▶ [Record excerpts]:
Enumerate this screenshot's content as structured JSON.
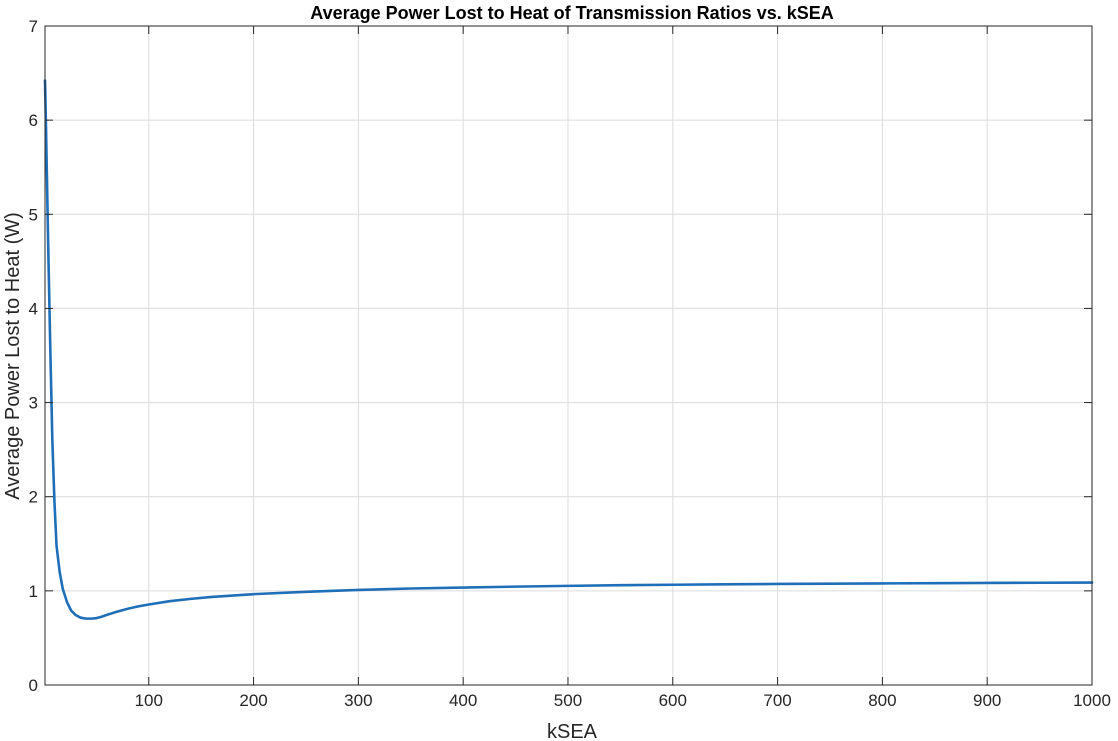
{
  "chart_data": {
    "type": "line",
    "title": "Average Power Lost to Heat of Transmission Ratios vs. kSEA",
    "xlabel": "kSEA",
    "ylabel": "Average Power Lost to Heat (W)",
    "xlim": [
      1,
      1000
    ],
    "ylim": [
      0,
      7
    ],
    "xticks": [
      100,
      200,
      300,
      400,
      500,
      600,
      700,
      800,
      900,
      1000
    ],
    "yticks": [
      0,
      1,
      2,
      3,
      4,
      5,
      6,
      7
    ],
    "grid": true,
    "series": [
      {
        "color": "#1f6fb8",
        "x": [
          1,
          2,
          4,
          6,
          8,
          10,
          12,
          15,
          18,
          22,
          26,
          30,
          35,
          40,
          45,
          50,
          55,
          60,
          70,
          80,
          90,
          100,
          120,
          140,
          160,
          180,
          200,
          250,
          300,
          350,
          400,
          450,
          500,
          550,
          600,
          650,
          700,
          750,
          800,
          850,
          900,
          950,
          1000
        ],
        "y": [
          6.42,
          5.9,
          4.7,
          3.6,
          2.6,
          1.95,
          1.48,
          1.2,
          1.02,
          0.88,
          0.79,
          0.745,
          0.715,
          0.705,
          0.705,
          0.71,
          0.725,
          0.745,
          0.78,
          0.81,
          0.835,
          0.855,
          0.89,
          0.915,
          0.935,
          0.95,
          0.965,
          0.99,
          1.01,
          1.025,
          1.035,
          1.045,
          1.053,
          1.06,
          1.065,
          1.07,
          1.073,
          1.076,
          1.079,
          1.082,
          1.084,
          1.086,
          1.088
        ]
      }
    ]
  }
}
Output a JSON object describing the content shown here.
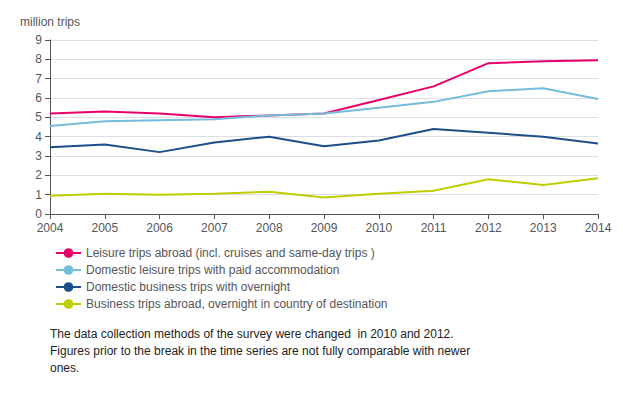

▶ [What you have to do]:
Reproduce the listing above exactly, excluding all pictures.

▶ [Exercise output]:
Enumerate this screenshot's content as structured JSON.
{
  "chart_data": {
    "type": "line",
    "title": "Average Power Lost to Heat of Transmission Ratios vs. kSEA",
    "xlabel": "kSEA",
    "ylabel": "Average Power Lost to Heat (W)",
    "xlim": [
      1,
      1000
    ],
    "ylim": [
      0,
      7
    ],
    "xticks": [
      100,
      200,
      300,
      400,
      500,
      600,
      700,
      800,
      900,
      1000
    ],
    "yticks": [
      0,
      1,
      2,
      3,
      4,
      5,
      6,
      7
    ],
    "grid": true,
    "series": [
      {
        "color": "#1f6fb8",
        "x": [
          1,
          2,
          4,
          6,
          8,
          10,
          12,
          15,
          18,
          22,
          26,
          30,
          35,
          40,
          45,
          50,
          55,
          60,
          70,
          80,
          90,
          100,
          120,
          140,
          160,
          180,
          200,
          250,
          300,
          350,
          400,
          450,
          500,
          550,
          600,
          650,
          700,
          750,
          800,
          850,
          900,
          950,
          1000
        ],
        "y": [
          6.42,
          5.9,
          4.7,
          3.6,
          2.6,
          1.95,
          1.48,
          1.2,
          1.02,
          0.88,
          0.79,
          0.745,
          0.715,
          0.705,
          0.705,
          0.71,
          0.725,
          0.745,
          0.78,
          0.81,
          0.835,
          0.855,
          0.89,
          0.915,
          0.935,
          0.95,
          0.965,
          0.99,
          1.01,
          1.025,
          1.035,
          1.045,
          1.053,
          1.06,
          1.065,
          1.07,
          1.073,
          1.076,
          1.079,
          1.082,
          1.084,
          1.086,
          1.088
        ]
      }
    ]
  }
}
Output a JSON object describing the content shown here.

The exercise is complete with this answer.